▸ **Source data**
----------
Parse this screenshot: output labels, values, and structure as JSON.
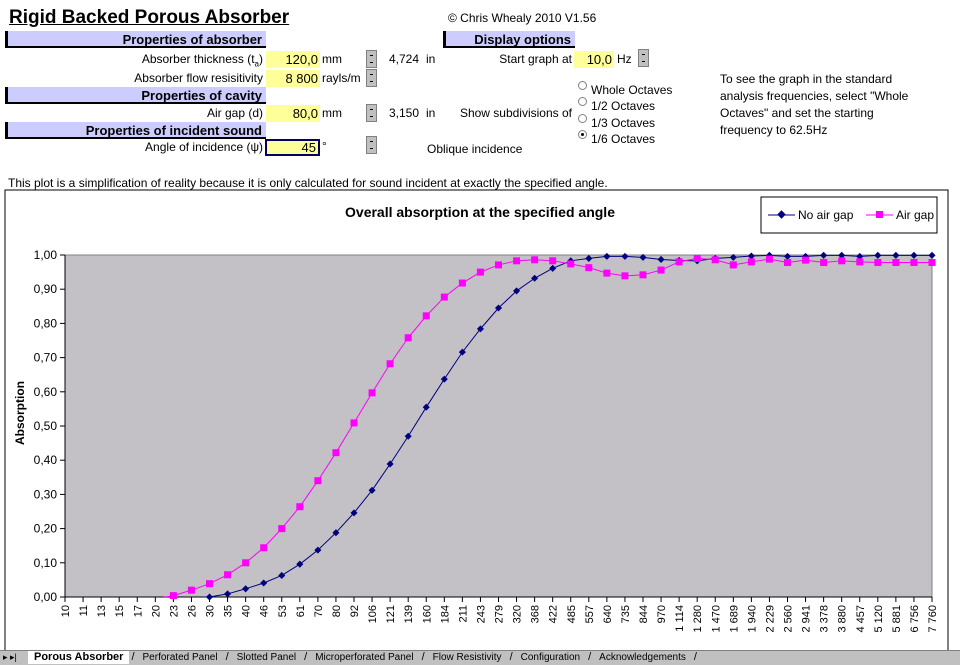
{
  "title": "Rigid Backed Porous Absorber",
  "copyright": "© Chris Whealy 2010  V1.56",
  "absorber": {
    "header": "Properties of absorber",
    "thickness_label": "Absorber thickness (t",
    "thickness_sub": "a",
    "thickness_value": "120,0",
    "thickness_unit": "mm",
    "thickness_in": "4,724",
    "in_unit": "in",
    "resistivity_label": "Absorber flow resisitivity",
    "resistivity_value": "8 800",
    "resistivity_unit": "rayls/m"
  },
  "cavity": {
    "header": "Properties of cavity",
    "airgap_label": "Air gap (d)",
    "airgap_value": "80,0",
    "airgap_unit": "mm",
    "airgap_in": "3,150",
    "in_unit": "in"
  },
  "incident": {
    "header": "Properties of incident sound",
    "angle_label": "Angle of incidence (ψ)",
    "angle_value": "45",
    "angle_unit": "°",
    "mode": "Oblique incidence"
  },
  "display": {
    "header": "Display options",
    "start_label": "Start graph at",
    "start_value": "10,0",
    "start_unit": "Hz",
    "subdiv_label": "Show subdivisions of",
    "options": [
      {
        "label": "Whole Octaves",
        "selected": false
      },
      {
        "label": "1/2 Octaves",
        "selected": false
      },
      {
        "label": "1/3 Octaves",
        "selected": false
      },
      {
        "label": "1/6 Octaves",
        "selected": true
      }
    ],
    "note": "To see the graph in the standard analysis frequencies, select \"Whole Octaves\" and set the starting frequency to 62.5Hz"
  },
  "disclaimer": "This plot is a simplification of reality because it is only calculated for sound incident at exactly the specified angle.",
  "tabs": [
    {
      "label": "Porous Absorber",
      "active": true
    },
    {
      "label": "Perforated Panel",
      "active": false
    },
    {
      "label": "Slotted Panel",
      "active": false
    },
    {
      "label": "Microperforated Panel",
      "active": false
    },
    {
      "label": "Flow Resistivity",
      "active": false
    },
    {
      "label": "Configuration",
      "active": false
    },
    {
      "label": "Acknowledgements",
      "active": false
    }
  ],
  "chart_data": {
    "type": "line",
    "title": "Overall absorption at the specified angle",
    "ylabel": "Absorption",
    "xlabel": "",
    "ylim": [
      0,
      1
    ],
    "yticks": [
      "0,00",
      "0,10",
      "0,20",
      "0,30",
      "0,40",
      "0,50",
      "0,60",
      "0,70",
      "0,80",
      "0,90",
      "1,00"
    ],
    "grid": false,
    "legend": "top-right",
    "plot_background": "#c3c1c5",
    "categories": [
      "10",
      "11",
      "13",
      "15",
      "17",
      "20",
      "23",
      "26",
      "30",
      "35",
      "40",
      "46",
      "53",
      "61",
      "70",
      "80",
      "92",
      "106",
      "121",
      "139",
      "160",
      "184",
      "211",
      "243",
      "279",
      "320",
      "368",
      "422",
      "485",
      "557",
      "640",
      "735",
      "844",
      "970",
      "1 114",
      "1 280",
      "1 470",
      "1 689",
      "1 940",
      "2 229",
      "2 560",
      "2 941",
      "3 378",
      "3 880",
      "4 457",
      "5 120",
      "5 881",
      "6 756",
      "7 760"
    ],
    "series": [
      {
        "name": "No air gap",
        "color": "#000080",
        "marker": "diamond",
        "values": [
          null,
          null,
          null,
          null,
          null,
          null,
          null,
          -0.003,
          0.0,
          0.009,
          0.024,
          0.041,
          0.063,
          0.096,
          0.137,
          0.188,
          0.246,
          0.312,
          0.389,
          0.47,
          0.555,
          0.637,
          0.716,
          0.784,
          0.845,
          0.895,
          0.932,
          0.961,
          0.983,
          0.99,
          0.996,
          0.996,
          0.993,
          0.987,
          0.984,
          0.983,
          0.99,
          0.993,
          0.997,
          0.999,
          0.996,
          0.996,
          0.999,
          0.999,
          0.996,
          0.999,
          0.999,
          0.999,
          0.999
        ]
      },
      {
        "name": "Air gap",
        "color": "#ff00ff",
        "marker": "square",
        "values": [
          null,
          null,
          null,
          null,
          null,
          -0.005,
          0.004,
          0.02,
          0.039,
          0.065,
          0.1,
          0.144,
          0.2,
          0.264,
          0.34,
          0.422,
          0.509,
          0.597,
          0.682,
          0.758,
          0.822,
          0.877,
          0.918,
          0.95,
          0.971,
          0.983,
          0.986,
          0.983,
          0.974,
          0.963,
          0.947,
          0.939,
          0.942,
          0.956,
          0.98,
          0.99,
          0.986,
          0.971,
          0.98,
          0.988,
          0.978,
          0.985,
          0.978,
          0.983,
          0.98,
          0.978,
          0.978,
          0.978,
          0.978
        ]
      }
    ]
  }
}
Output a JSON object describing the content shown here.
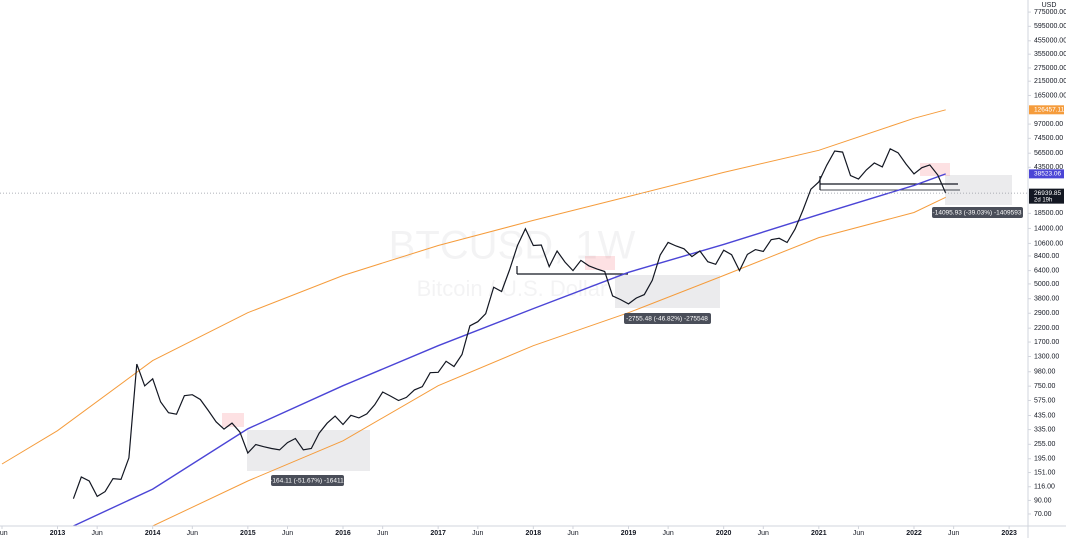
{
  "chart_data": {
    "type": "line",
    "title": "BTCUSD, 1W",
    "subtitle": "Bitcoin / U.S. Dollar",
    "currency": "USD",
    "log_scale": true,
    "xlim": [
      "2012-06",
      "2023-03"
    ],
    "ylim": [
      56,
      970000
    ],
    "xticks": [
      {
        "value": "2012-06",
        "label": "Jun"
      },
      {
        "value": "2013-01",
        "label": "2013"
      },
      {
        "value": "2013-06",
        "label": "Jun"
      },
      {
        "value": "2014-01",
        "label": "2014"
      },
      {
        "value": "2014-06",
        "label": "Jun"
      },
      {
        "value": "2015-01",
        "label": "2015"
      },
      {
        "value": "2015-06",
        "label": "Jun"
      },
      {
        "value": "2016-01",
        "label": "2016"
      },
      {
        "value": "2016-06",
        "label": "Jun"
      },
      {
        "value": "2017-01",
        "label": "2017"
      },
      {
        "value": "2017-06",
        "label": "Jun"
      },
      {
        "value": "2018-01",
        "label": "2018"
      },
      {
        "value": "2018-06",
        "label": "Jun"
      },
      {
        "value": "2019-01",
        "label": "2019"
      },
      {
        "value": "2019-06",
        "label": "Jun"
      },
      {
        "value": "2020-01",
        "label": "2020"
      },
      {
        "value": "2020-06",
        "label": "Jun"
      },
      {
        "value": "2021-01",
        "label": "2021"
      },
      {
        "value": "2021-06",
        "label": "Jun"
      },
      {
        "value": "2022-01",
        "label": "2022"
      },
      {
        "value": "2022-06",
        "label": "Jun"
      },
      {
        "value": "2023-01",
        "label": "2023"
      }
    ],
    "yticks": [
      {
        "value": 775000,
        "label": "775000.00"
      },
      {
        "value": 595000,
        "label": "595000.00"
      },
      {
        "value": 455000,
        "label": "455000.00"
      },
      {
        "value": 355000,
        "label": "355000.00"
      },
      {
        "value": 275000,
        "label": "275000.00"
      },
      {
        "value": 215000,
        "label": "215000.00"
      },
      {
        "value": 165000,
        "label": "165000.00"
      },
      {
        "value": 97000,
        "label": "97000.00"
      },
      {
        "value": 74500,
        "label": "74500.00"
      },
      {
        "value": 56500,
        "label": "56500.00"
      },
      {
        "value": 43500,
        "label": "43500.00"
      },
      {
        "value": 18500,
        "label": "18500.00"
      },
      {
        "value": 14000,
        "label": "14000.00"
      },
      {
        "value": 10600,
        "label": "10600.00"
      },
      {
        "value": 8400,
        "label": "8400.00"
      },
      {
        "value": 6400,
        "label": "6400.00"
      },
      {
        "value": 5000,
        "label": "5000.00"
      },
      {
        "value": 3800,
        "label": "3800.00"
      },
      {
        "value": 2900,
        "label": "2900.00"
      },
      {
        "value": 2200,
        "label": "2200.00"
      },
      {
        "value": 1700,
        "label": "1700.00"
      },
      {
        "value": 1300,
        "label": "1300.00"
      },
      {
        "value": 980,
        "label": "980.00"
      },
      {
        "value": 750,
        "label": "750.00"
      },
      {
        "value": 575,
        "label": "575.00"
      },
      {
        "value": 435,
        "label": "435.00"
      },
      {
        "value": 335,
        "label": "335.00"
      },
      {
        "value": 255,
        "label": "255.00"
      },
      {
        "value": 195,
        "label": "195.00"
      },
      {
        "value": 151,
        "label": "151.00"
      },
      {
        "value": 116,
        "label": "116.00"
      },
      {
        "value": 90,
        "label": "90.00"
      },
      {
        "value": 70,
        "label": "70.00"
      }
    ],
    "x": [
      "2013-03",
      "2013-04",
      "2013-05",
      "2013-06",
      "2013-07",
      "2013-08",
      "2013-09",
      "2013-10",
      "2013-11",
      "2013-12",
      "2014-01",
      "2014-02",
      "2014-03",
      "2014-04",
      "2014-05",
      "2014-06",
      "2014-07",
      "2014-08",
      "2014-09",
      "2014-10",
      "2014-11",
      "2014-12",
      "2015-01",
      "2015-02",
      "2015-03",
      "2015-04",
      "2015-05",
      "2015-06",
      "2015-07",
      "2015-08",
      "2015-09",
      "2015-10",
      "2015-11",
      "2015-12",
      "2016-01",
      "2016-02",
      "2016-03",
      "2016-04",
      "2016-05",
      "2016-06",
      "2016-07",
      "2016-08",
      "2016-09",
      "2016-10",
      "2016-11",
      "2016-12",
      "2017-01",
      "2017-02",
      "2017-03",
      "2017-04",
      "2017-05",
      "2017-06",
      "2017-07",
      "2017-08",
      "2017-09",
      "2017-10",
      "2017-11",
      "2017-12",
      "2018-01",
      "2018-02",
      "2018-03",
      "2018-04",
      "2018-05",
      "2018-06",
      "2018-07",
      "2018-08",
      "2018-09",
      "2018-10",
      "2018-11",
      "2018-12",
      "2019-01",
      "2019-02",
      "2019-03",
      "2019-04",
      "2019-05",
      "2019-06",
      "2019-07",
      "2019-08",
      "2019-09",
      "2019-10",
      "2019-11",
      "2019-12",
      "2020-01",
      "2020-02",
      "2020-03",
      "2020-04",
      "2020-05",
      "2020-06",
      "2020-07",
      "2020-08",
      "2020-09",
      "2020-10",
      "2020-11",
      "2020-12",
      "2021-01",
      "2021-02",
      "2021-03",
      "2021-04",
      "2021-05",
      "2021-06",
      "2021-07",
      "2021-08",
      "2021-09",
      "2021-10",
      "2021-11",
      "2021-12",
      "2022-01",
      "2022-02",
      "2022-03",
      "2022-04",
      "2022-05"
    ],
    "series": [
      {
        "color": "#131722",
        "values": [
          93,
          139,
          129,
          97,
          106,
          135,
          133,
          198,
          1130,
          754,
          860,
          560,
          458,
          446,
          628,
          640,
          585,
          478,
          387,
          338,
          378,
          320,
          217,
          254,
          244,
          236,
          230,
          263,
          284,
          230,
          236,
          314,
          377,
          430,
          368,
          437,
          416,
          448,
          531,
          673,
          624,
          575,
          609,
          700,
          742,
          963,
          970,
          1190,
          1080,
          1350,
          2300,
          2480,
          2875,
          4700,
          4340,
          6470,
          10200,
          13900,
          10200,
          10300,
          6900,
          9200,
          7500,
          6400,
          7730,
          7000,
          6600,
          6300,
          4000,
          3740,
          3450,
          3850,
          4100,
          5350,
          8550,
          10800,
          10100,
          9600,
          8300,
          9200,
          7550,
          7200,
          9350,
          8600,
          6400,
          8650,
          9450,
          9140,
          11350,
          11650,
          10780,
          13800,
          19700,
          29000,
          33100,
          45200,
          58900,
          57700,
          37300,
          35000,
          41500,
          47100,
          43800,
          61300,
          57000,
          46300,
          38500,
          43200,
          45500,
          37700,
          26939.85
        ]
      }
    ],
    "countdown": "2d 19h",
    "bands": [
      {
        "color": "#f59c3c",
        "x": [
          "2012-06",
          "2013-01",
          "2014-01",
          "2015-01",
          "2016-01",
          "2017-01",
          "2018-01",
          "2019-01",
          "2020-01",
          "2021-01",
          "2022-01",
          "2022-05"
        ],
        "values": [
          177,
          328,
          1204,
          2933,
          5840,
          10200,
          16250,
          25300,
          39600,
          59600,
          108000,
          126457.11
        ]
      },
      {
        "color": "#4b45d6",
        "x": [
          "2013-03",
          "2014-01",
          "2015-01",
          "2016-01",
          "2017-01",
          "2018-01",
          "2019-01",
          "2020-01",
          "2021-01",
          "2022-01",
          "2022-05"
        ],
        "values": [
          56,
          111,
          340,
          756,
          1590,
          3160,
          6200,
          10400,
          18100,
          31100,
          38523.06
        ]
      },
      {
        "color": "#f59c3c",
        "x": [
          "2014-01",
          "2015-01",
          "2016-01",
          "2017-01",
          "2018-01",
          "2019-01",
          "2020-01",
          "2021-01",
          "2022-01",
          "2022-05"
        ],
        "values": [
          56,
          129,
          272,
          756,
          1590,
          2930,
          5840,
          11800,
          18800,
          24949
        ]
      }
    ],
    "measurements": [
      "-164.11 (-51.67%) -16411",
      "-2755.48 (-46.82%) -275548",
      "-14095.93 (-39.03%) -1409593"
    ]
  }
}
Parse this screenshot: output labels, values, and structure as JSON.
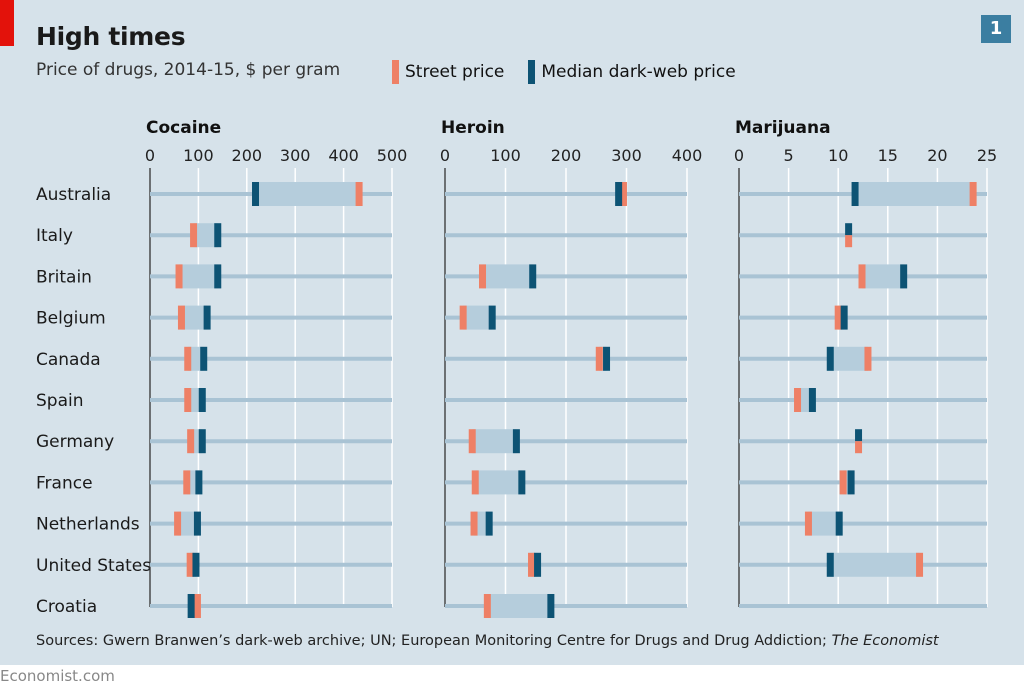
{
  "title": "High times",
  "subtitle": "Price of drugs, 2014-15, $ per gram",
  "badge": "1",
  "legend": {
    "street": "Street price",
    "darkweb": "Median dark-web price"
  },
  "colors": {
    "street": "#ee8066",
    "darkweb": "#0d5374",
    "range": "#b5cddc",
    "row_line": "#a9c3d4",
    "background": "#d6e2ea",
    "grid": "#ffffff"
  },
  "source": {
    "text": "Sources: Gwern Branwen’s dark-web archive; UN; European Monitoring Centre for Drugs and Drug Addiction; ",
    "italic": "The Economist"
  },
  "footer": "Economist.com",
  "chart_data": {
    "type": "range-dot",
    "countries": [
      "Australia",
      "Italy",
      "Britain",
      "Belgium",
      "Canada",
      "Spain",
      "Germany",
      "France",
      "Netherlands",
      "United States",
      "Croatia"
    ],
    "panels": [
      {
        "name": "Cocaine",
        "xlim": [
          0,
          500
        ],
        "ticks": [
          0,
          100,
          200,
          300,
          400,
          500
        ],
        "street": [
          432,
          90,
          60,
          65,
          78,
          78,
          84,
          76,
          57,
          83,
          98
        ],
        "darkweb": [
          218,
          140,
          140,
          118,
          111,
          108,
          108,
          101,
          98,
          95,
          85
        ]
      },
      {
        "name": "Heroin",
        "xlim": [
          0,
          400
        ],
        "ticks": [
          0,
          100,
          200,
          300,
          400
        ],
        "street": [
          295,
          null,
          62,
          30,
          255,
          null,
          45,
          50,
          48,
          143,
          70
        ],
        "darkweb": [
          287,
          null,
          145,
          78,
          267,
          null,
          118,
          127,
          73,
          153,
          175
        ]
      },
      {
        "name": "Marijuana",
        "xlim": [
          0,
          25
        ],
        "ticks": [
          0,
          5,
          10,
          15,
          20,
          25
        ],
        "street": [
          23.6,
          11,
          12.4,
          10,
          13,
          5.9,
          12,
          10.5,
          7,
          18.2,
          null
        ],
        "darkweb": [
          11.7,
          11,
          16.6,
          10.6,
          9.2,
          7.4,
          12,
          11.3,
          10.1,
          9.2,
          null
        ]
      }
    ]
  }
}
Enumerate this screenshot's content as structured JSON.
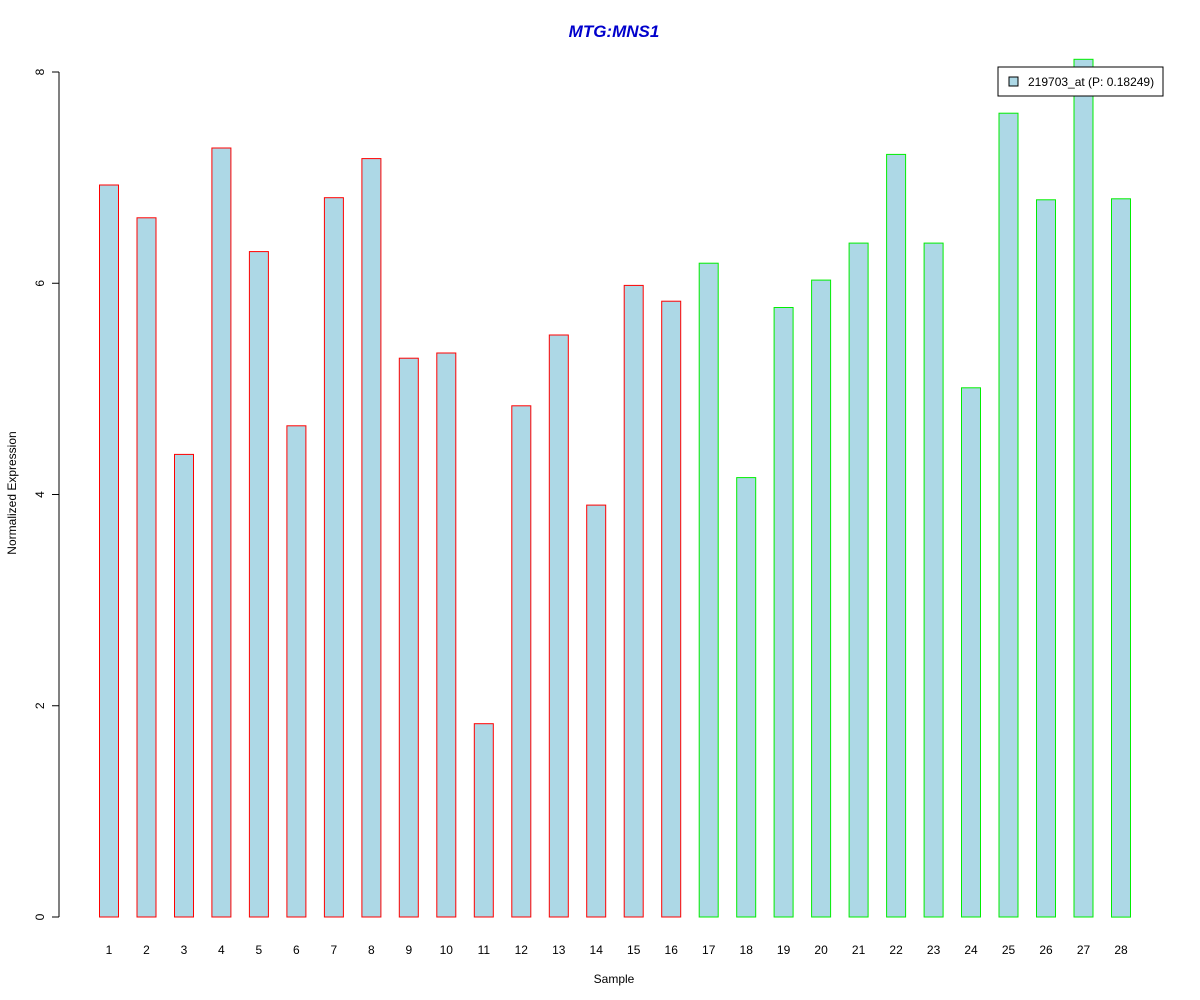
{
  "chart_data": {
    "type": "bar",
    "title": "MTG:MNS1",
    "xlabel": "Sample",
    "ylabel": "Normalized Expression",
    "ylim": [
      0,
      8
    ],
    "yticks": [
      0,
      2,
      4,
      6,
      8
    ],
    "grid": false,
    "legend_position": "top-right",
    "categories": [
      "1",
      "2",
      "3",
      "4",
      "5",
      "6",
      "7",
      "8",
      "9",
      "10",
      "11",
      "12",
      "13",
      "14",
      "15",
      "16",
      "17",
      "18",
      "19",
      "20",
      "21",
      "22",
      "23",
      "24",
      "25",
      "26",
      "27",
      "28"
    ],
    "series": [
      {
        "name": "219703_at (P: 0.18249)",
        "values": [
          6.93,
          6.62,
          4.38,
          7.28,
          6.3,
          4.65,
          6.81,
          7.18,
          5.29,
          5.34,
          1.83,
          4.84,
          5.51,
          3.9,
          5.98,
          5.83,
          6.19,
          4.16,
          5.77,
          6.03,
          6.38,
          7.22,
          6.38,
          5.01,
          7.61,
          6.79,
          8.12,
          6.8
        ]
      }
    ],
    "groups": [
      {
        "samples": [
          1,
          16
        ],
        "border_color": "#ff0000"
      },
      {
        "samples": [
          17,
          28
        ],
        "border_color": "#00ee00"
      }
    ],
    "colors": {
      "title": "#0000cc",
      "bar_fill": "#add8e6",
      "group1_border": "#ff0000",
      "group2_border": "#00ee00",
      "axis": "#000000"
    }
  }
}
----------
▸ **SHORT PROBLEM**
Gather each line from the listing above that holds "content".

▸ **WORKED ANSWER**
Output a JSON object describing the content shown here.
Enumerate this screenshot's content as structured JSON.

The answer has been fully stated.